* Start *

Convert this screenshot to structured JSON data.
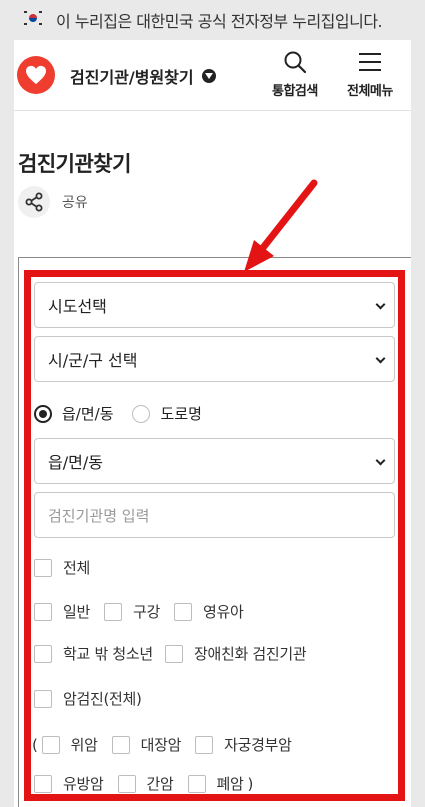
{
  "gov_banner": {
    "text": "이 누리집은 대한민국 공식 전자정부 누리집입니다."
  },
  "header": {
    "site_title": "검진기관/병원찾기",
    "search_label": "통합검색",
    "menu_label": "전체메뉴",
    "brand_color": "#ef3e2f"
  },
  "page": {
    "title": "검진기관찾기",
    "share_label": "공유"
  },
  "form": {
    "sido_select": "시도선택",
    "sigungu_select": "시/군/구 선택",
    "address_type": {
      "options": [
        "읍/면/동",
        "도로명"
      ],
      "selected": "읍/면/동"
    },
    "emd_select": "읍/면/동",
    "name_input_placeholder": "검진기관명 입력",
    "checkbox_all": "전체",
    "checkbox_row1": [
      "일반",
      "구강",
      "영유아"
    ],
    "checkbox_row2": [
      "학교 밖 청소년",
      "장애친화 검진기관"
    ],
    "checkbox_cancer_all": "암검진(전체)",
    "paren_open": "(",
    "paren_close": ")",
    "cancer_row1": [
      "위암",
      "대장암",
      "자궁경부암"
    ],
    "cancer_row2": [
      "유방암",
      "간암",
      "폐암"
    ]
  },
  "annotation": {
    "highlight_color": "#e41414"
  }
}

* End *

TASK TO CARRY OUT:
Every record is to be reproduced exactly, with no pictures included.

WRITTEN ANSWER:
Convert this screenshot to structured JSON data.
{
  "gov_banner": {
    "text": "이 누리집은 대한민국 공식 전자정부 누리집입니다."
  },
  "header": {
    "site_title": "검진기관/병원찾기",
    "search_label": "통합검색",
    "menu_label": "전체메뉴",
    "brand_color": "#ef3e2f"
  },
  "page": {
    "title": "검진기관찾기",
    "share_label": "공유"
  },
  "form": {
    "sido_select": "시도선택",
    "sigungu_select": "시/군/구 선택",
    "address_type": {
      "options": [
        "읍/면/동",
        "도로명"
      ],
      "selected": "읍/면/동"
    },
    "emd_select": "읍/면/동",
    "name_input_placeholder": "검진기관명 입력",
    "checkbox_all": "전체",
    "checkbox_row1": [
      "일반",
      "구강",
      "영유아"
    ],
    "checkbox_row2": [
      "학교 밖 청소년",
      "장애친화 검진기관"
    ],
    "checkbox_cancer_all": "암검진(전체)",
    "paren_open": "(",
    "paren_close": ")",
    "cancer_row1": [
      "위암",
      "대장암",
      "자궁경부암"
    ],
    "cancer_row2": [
      "유방암",
      "간암",
      "폐암"
    ]
  },
  "annotation": {
    "highlight_color": "#e41414"
  }
}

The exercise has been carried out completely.